Aim:
Print all the entries verbatim.

[start Extracted information]

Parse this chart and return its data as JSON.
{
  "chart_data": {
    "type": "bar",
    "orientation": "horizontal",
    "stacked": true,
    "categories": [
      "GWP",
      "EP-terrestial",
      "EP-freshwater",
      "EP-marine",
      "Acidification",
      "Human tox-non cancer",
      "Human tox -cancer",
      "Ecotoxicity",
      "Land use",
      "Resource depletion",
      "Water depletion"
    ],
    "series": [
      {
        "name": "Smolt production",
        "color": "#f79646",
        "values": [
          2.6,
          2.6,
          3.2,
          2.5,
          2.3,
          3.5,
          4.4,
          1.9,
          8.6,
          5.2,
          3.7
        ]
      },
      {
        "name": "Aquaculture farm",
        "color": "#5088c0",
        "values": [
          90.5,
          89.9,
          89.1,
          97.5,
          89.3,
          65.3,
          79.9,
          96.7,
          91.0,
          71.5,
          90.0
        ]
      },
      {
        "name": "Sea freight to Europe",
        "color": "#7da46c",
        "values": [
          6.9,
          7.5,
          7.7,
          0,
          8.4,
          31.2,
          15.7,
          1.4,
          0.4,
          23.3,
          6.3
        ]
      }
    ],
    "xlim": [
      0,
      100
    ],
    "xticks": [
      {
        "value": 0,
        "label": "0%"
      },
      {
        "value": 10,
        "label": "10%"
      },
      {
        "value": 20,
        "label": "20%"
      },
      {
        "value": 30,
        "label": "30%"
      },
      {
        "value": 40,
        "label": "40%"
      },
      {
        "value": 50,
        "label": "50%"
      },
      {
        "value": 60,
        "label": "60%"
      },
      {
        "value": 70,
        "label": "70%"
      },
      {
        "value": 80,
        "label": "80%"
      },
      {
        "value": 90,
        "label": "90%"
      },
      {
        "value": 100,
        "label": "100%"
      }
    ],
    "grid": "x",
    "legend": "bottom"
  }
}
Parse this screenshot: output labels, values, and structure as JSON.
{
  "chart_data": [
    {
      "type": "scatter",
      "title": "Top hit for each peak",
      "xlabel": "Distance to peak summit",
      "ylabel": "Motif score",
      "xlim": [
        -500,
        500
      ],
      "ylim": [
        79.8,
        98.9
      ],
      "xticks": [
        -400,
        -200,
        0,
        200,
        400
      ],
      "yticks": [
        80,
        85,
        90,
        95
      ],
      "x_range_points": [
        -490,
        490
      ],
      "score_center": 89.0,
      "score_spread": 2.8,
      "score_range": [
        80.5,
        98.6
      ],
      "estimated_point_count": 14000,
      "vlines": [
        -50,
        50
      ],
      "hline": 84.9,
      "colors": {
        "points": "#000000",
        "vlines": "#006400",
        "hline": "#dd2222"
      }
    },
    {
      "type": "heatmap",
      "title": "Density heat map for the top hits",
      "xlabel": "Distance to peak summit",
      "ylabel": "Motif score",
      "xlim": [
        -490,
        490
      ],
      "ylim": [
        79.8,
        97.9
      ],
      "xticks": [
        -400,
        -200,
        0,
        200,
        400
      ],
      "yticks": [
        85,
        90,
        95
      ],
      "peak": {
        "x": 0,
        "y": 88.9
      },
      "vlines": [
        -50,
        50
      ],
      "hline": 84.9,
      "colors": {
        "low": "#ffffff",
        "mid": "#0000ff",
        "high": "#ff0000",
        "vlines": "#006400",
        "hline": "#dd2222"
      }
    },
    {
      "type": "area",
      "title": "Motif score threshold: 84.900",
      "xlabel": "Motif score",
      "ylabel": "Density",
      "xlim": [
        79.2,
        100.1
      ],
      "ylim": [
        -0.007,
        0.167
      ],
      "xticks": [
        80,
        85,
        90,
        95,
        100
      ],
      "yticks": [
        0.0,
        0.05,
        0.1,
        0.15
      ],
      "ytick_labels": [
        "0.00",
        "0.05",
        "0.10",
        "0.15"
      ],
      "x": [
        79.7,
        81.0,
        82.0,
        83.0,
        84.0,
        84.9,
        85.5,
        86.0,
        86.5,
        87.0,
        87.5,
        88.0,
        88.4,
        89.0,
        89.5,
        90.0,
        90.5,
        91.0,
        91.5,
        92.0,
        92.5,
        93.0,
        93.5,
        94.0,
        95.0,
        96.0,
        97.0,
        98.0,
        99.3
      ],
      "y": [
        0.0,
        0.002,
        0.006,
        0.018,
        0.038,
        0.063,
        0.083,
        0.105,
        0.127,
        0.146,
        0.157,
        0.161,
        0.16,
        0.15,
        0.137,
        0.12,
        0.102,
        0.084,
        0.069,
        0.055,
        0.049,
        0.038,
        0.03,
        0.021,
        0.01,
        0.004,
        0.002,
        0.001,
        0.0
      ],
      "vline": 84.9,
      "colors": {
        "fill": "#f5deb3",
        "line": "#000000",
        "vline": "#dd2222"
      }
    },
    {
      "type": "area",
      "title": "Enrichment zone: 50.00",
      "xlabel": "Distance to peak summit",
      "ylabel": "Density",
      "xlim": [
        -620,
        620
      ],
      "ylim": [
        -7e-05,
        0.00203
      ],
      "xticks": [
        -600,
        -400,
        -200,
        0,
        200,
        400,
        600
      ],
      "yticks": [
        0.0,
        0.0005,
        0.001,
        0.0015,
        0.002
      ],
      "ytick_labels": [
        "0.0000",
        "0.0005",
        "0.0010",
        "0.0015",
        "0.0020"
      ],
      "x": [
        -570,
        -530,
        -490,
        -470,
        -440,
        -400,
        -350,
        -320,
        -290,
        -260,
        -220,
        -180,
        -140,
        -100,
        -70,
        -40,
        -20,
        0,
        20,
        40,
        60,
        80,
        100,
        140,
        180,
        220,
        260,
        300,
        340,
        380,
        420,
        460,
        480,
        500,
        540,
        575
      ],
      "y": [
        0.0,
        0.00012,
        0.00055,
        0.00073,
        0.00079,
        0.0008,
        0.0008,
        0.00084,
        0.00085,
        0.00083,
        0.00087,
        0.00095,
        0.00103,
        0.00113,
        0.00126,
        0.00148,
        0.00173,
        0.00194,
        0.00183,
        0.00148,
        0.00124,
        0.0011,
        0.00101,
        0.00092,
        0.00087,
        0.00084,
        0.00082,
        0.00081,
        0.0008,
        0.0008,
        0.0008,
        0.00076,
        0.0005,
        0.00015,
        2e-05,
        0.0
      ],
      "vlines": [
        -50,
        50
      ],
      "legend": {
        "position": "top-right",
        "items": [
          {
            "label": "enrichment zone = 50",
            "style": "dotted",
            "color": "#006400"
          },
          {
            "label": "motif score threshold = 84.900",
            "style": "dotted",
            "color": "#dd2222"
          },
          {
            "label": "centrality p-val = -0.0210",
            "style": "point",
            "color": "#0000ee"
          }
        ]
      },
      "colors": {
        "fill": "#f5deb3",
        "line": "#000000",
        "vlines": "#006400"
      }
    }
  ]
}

[end Extracted information]

Output:
Parse this chart and return its data as JSON.
{
  "chart_data": {
    "type": "bar",
    "orientation": "horizontal",
    "stacked": true,
    "categories": [
      "GWP",
      "EP-terrestial",
      "EP-freshwater",
      "EP-marine",
      "Acidification",
      "Human tox-non cancer",
      "Human tox -cancer",
      "Ecotoxicity",
      "Land use",
      "Resource depletion",
      "Water depletion"
    ],
    "series": [
      {
        "name": "Smolt production",
        "color": "#f79646",
        "values": [
          2.6,
          2.6,
          3.2,
          2.5,
          2.3,
          3.5,
          4.4,
          1.9,
          8.6,
          5.2,
          3.7
        ]
      },
      {
        "name": "Aquaculture farm",
        "color": "#5088c0",
        "values": [
          90.5,
          89.9,
          89.1,
          97.5,
          89.3,
          65.3,
          79.9,
          96.7,
          91.0,
          71.5,
          90.0
        ]
      },
      {
        "name": "Sea freight to Europe",
        "color": "#7da46c",
        "values": [
          6.9,
          7.5,
          7.7,
          0,
          8.4,
          31.2,
          15.7,
          1.4,
          0.4,
          23.3,
          6.3
        ]
      }
    ],
    "xlim": [
      0,
      100
    ],
    "xticks": [
      {
        "value": 0,
        "label": "0%"
      },
      {
        "value": 10,
        "label": "10%"
      },
      {
        "value": 20,
        "label": "20%"
      },
      {
        "value": 30,
        "label": "30%"
      },
      {
        "value": 40,
        "label": "40%"
      },
      {
        "value": 50,
        "label": "50%"
      },
      {
        "value": 60,
        "label": "60%"
      },
      {
        "value": 70,
        "label": "70%"
      },
      {
        "value": 80,
        "label": "80%"
      },
      {
        "value": 90,
        "label": "90%"
      },
      {
        "value": 100,
        "label": "100%"
      }
    ],
    "grid": "x",
    "legend": "bottom"
  }
}
Parse this screenshot: output labels, values, and structure as JSON.
{
  "chart_data": [
    {
      "type": "scatter",
      "title": "Top hit for each peak",
      "xlabel": "Distance to peak summit",
      "ylabel": "Motif score",
      "xlim": [
        -500,
        500
      ],
      "ylim": [
        79.8,
        98.9
      ],
      "xticks": [
        -400,
        -200,
        0,
        200,
        400
      ],
      "yticks": [
        80,
        85,
        90,
        95
      ],
      "x_range_points": [
        -490,
        490
      ],
      "score_center": 89.0,
      "score_spread": 2.8,
      "score_range": [
        80.5,
        98.6
      ],
      "estimated_point_count": 14000,
      "vlines": [
        -50,
        50
      ],
      "hline": 84.9,
      "colors": {
        "points": "#000000",
        "vlines": "#006400",
        "hline": "#dd2222"
      }
    },
    {
      "type": "heatmap",
      "title": "Density heat map for the top hits",
      "xlabel": "Distance to peak summit",
      "ylabel": "Motif score",
      "xlim": [
        -490,
        490
      ],
      "ylim": [
        79.8,
        97.9
      ],
      "xticks": [
        -400,
        -200,
        0,
        200,
        400
      ],
      "yticks": [
        85,
        90,
        95
      ],
      "peak": {
        "x": 0,
        "y": 88.9
      },
      "vlines": [
        -50,
        50
      ],
      "hline": 84.9,
      "colors": {
        "low": "#ffffff",
        "mid": "#0000ff",
        "high": "#ff0000",
        "vlines": "#006400",
        "hline": "#dd2222"
      }
    },
    {
      "type": "area",
      "title": "Motif score threshold: 84.900",
      "xlabel": "Motif score",
      "ylabel": "Density",
      "xlim": [
        79.2,
        100.1
      ],
      "ylim": [
        -0.007,
        0.167
      ],
      "xticks": [
        80,
        85,
        90,
        95,
        100
      ],
      "yticks": [
        0.0,
        0.05,
        0.1,
        0.15
      ],
      "ytick_labels": [
        "0.00",
        "0.05",
        "0.10",
        "0.15"
      ],
      "x": [
        79.7,
        81.0,
        82.0,
        83.0,
        84.0,
        84.9,
        85.5,
        86.0,
        86.5,
        87.0,
        87.5,
        88.0,
        88.4,
        89.0,
        89.5,
        90.0,
        90.5,
        91.0,
        91.5,
        92.0,
        92.5,
        93.0,
        93.5,
        94.0,
        95.0,
        96.0,
        97.0,
        98.0,
        99.3
      ],
      "y": [
        0.0,
        0.002,
        0.006,
        0.018,
        0.038,
        0.063,
        0.083,
        0.105,
        0.127,
        0.146,
        0.157,
        0.161,
        0.16,
        0.15,
        0.137,
        0.12,
        0.102,
        0.084,
        0.069,
        0.055,
        0.049,
        0.038,
        0.03,
        0.021,
        0.01,
        0.004,
        0.002,
        0.001,
        0.0
      ],
      "vline": 84.9,
      "colors": {
        "fill": "#f5deb3",
        "line": "#000000",
        "vline": "#dd2222"
      }
    },
    {
      "type": "area",
      "title": "Enrichment zone: 50.00",
      "xlabel": "Distance to peak summit",
      "ylabel": "Density",
      "xlim": [
        -620,
        620
      ],
      "ylim": [
        -7e-05,
        0.00203
      ],
      "xticks": [
        -600,
        -400,
        -200,
        0,
        200,
        400,
        600
      ],
      "yticks": [
        0.0,
        0.0005,
        0.001,
        0.0015,
        0.002
      ],
      "ytick_labels": [
        "0.0000",
        "0.0005",
        "0.0010",
        "0.0015",
        "0.0020"
      ],
      "x": [
        -570,
        -530,
        -490,
        -470,
        -440,
        -400,
        -350,
        -320,
        -290,
        -260,
        -220,
        -180,
        -140,
        -100,
        -70,
        -40,
        -20,
        0,
        20,
        40,
        60,
        80,
        100,
        140,
        180,
        220,
        260,
        300,
        340,
        380,
        420,
        460,
        480,
        500,
        540,
        575
      ],
      "y": [
        0.0,
        0.00012,
        0.00055,
        0.00073,
        0.00079,
        0.0008,
        0.0008,
        0.00084,
        0.00085,
        0.00083,
        0.00087,
        0.00095,
        0.00103,
        0.00113,
        0.00126,
        0.00148,
        0.00173,
        0.00194,
        0.00183,
        0.00148,
        0.00124,
        0.0011,
        0.00101,
        0.00092,
        0.00087,
        0.00084,
        0.00082,
        0.00081,
        0.0008,
        0.0008,
        0.0008,
        0.00076,
        0.0005,
        0.00015,
        2e-05,
        0.0
      ],
      "vlines": [
        -50,
        50
      ],
      "legend": {
        "position": "top-right",
        "items": [
          {
            "label": "enrichment zone = 50",
            "style": "dotted",
            "color": "#006400"
          },
          {
            "label": "motif score threshold = 84.900",
            "style": "dotted",
            "color": "#dd2222"
          },
          {
            "label": "centrality p-val = -0.0210",
            "style": "point",
            "color": "#0000ee"
          }
        ]
      },
      "colors": {
        "fill": "#f5deb3",
        "line": "#000000",
        "vlines": "#006400"
      }
    }
  ]
}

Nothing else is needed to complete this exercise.